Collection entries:
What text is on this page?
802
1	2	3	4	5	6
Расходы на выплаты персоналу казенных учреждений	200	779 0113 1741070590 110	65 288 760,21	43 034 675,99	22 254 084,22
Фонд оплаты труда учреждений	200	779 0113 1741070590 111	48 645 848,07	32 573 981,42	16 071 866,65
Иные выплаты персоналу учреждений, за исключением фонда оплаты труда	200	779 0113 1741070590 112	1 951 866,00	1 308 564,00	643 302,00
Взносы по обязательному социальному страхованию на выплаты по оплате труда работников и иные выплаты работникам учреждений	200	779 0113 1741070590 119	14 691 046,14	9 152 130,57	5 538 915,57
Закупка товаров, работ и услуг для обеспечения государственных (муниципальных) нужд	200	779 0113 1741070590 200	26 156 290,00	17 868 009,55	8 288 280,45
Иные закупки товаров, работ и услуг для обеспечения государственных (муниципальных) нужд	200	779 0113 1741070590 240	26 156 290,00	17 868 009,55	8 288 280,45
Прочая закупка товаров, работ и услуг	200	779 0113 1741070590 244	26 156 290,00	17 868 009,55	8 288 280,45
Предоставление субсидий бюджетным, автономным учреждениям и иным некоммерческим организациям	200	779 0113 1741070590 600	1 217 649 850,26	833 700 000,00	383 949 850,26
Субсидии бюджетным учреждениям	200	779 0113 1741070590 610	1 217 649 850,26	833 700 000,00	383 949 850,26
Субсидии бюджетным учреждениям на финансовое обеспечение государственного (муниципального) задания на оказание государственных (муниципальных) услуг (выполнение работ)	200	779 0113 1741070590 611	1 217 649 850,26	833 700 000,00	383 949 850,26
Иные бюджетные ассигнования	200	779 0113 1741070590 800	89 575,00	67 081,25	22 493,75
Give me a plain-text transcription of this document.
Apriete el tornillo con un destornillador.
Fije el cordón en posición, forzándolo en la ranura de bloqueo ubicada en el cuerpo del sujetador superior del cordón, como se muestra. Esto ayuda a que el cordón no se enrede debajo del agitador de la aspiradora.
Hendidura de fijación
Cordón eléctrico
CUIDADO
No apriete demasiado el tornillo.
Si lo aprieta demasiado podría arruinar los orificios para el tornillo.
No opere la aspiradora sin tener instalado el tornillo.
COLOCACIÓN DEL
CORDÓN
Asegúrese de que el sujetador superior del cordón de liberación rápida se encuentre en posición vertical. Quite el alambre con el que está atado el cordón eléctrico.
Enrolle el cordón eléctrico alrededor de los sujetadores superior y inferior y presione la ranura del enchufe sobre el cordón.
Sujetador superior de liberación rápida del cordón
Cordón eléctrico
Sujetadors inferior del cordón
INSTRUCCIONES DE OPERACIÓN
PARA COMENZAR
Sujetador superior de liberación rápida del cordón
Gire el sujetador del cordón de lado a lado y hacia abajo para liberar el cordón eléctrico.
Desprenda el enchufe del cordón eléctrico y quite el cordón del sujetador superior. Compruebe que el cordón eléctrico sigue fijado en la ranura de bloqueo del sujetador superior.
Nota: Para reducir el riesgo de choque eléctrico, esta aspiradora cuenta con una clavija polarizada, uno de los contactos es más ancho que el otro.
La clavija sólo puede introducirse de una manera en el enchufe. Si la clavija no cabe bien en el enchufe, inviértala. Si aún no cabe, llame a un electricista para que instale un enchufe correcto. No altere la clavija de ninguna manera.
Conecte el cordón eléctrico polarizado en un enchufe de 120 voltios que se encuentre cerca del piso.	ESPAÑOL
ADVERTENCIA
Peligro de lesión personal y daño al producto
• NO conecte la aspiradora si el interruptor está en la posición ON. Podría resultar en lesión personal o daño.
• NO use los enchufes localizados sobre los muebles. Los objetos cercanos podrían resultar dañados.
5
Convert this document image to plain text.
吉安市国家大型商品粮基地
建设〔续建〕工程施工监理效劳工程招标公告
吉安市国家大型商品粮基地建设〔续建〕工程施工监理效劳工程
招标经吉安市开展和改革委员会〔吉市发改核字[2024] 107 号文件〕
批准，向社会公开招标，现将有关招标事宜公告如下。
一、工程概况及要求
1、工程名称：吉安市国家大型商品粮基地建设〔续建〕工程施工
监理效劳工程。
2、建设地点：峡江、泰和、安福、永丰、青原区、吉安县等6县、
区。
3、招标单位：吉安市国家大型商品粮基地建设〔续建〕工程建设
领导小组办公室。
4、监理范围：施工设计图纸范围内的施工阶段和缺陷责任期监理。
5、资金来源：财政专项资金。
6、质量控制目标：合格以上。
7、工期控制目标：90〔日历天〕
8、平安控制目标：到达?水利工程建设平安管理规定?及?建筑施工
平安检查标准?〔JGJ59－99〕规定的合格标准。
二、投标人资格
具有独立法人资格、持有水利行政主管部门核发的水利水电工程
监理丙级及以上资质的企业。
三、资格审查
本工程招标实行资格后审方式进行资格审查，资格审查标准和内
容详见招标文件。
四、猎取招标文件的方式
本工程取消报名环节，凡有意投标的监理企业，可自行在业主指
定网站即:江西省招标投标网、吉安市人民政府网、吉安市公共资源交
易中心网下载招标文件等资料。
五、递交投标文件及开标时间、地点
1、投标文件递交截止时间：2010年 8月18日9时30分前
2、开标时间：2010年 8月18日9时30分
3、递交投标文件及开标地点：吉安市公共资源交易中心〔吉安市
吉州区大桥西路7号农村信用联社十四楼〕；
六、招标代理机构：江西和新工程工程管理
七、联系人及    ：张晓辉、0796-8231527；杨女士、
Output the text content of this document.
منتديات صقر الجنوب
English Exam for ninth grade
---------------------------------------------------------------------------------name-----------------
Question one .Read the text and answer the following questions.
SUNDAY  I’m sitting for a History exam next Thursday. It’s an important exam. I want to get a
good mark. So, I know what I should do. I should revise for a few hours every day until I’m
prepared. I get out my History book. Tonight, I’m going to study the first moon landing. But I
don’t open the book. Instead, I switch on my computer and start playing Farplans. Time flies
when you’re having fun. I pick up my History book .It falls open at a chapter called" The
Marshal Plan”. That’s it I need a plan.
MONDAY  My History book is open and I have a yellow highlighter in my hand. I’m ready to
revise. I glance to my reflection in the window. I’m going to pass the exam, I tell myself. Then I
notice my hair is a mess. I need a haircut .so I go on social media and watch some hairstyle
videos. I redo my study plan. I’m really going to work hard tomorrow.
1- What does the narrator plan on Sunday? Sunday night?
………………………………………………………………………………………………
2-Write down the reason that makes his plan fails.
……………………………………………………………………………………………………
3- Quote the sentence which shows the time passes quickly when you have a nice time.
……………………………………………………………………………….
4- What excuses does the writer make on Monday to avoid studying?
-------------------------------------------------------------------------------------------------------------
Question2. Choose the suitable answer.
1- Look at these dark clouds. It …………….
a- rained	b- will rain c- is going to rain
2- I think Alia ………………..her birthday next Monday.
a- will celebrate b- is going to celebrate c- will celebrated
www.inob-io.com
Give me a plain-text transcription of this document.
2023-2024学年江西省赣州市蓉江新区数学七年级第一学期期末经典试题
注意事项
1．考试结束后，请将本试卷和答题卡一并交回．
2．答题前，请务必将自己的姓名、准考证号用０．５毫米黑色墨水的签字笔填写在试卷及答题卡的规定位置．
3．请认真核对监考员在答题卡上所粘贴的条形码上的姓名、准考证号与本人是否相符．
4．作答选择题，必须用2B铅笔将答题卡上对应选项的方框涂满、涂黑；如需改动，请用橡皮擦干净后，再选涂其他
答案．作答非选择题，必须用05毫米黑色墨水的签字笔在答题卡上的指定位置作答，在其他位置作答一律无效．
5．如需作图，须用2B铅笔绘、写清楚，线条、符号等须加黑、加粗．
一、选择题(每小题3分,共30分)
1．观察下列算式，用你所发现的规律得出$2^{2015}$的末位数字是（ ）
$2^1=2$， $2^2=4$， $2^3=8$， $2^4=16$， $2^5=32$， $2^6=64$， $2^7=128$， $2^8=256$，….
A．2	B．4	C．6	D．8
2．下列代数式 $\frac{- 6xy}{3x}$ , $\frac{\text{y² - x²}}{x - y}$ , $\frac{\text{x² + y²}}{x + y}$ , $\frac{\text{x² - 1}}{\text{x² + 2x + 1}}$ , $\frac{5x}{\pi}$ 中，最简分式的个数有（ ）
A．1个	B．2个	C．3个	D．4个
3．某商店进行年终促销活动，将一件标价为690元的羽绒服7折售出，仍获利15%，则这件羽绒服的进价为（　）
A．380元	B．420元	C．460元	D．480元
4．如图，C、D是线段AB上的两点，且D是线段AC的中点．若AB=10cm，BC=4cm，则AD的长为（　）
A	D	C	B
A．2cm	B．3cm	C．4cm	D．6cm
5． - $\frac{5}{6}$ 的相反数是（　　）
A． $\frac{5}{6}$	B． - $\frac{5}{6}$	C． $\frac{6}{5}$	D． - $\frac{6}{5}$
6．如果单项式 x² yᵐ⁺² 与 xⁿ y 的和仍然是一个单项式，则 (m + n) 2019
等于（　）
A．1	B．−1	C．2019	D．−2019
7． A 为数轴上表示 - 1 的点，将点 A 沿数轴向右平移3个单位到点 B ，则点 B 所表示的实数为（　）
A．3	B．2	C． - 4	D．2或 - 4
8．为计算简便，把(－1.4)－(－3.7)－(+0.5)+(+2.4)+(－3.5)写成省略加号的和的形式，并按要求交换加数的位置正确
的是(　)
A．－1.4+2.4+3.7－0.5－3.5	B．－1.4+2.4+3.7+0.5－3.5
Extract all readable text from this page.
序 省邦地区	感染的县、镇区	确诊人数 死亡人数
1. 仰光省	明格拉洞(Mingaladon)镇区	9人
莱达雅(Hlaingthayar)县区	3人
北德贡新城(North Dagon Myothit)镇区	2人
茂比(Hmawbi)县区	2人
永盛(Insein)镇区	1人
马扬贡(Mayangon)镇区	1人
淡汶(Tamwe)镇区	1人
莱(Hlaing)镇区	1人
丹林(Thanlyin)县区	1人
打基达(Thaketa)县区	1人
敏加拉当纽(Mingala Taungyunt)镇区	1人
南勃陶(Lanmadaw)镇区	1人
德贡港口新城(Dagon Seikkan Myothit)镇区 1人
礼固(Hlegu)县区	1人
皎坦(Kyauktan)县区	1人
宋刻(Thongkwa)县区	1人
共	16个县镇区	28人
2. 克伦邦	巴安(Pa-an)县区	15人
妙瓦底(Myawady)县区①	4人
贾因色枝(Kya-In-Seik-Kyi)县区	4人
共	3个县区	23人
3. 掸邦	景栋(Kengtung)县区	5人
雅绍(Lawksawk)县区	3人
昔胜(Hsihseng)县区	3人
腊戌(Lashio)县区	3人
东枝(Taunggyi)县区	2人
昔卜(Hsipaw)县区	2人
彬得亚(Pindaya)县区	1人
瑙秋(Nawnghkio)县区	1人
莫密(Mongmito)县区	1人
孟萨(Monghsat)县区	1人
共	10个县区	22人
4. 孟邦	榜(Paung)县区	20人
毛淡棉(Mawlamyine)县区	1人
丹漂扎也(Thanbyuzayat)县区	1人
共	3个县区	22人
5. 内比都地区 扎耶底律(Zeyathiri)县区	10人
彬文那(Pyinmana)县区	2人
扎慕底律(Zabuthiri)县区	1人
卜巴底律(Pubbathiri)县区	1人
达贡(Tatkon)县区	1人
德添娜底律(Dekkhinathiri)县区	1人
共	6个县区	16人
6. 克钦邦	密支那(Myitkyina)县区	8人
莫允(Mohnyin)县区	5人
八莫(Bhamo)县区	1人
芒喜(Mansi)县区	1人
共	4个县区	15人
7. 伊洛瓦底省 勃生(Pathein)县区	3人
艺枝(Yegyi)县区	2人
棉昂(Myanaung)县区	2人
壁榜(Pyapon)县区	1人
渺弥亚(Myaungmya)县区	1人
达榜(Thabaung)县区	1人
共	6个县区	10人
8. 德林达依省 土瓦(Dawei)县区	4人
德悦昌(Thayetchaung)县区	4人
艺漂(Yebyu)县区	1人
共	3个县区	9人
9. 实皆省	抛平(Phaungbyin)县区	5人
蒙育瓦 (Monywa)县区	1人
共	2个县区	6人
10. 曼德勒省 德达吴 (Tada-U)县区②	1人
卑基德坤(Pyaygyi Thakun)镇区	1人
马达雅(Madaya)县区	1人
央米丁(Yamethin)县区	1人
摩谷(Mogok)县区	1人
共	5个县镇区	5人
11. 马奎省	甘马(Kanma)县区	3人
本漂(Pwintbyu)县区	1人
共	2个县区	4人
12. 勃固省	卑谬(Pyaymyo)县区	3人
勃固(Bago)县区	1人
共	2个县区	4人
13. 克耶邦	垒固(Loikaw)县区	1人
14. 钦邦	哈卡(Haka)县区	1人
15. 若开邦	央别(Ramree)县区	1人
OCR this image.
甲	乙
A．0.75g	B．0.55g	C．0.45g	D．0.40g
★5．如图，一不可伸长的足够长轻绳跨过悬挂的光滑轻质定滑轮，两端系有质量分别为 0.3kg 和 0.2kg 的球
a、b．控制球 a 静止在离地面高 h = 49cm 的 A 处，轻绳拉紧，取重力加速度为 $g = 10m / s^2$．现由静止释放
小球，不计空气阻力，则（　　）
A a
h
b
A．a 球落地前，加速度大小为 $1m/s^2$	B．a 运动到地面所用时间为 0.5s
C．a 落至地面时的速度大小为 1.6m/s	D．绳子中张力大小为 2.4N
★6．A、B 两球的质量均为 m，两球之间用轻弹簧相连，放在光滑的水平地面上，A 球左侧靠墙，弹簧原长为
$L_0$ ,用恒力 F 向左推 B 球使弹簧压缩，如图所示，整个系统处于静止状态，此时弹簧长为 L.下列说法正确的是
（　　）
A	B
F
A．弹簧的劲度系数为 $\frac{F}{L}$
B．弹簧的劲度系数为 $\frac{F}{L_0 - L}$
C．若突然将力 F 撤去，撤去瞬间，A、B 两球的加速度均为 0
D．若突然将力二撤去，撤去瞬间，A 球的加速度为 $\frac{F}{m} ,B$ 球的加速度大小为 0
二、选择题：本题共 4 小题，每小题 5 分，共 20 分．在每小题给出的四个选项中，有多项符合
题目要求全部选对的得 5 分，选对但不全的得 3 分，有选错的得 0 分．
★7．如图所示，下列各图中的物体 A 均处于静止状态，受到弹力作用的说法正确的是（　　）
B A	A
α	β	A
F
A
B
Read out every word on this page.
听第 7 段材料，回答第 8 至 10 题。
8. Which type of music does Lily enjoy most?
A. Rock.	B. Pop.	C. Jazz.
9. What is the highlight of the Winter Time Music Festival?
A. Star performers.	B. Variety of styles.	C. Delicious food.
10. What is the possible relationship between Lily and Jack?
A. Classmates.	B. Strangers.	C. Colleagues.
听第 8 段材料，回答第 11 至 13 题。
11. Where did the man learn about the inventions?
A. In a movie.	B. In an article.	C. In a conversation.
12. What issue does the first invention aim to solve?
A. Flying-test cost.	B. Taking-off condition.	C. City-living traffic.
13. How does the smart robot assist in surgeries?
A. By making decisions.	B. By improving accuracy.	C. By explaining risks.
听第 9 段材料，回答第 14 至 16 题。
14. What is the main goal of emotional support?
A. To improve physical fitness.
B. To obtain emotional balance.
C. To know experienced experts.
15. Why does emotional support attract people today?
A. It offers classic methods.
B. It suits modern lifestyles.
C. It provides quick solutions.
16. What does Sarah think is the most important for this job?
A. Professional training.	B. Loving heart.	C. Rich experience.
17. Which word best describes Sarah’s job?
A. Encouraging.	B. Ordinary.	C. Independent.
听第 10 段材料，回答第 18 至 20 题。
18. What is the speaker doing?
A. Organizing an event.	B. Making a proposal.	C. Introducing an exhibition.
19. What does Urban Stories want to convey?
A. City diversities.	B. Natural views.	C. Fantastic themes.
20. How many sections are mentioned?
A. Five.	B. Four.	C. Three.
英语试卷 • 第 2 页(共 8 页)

PROMPT:
Pull every line containing "учреждениям" from the material above.

WORKED SOLUTION:
Предоставление субсидий бюджетным, автономным учреждениям и иным некоммерческим организациям	200	779 0113 1741070590 600	1 217 649 850,26	833 700 000,00	383 949 850,26
Субсидии бюджетным учреждениям	200	779 0113 1741070590 610	1 217 649 850,26	833 700 000,00	383 949 850,26
Субсидии бюджетным учреждениям на финансовое обеспечение государственного (муниципального) задания на оказание государственных (муниципальных) услуг (выполнение работ)	200	779 0113 1741070590 611	1 217 649 850,26	833 700 000,00	383 949 850,26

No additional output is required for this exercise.